> _INPUT RECORDS_:
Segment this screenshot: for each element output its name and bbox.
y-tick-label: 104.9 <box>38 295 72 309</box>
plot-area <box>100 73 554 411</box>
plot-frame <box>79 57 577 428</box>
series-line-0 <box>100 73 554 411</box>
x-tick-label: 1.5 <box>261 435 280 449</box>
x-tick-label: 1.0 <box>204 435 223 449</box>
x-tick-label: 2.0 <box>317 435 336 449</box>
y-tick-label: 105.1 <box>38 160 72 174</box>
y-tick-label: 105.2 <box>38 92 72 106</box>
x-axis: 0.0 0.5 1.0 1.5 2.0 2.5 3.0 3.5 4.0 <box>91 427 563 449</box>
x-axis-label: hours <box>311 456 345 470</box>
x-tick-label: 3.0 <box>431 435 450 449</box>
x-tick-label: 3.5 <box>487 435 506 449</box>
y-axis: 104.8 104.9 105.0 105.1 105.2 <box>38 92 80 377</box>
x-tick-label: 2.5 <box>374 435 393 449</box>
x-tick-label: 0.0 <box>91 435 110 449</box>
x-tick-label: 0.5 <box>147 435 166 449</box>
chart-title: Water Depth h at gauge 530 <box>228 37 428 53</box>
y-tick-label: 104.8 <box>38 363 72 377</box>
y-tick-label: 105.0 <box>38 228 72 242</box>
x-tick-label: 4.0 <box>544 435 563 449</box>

> _TASK BRIEF_:
Reproduce the entries above with every "x-tick-label" swapped for "x-label" and everything else left unchanged.

> _ANSWER IN FULL_:
Segment this screenshot: for each element output its name and bbox.
y-tick-label: 104.9 <box>38 295 72 309</box>
plot-area <box>100 73 554 411</box>
plot-frame <box>79 57 577 428</box>
series-line-0 <box>100 73 554 411</box>
x-label: 1.5 <box>261 435 280 449</box>
x-label: 1.0 <box>204 435 223 449</box>
x-label: 2.0 <box>317 435 336 449</box>
y-tick-label: 105.1 <box>38 160 72 174</box>
y-tick-label: 105.2 <box>38 92 72 106</box>
x-axis: 0.0 0.5 1.0 1.5 2.0 2.5 3.0 3.5 4.0 <box>91 427 563 449</box>
x-axis-label: hours <box>311 456 345 470</box>
x-label: 3.0 <box>431 435 450 449</box>
x-label: 3.5 <box>487 435 506 449</box>
y-axis: 104.8 104.9 105.0 105.1 105.2 <box>38 92 80 377</box>
x-label: 2.5 <box>374 435 393 449</box>
x-label: 0.0 <box>91 435 110 449</box>
x-label: 0.5 <box>147 435 166 449</box>
chart-title: Water Depth h at gauge 530 <box>228 37 428 53</box>
y-tick-label: 104.8 <box>38 363 72 377</box>
y-tick-label: 105.0 <box>38 228 72 242</box>
x-label: 4.0 <box>544 435 563 449</box>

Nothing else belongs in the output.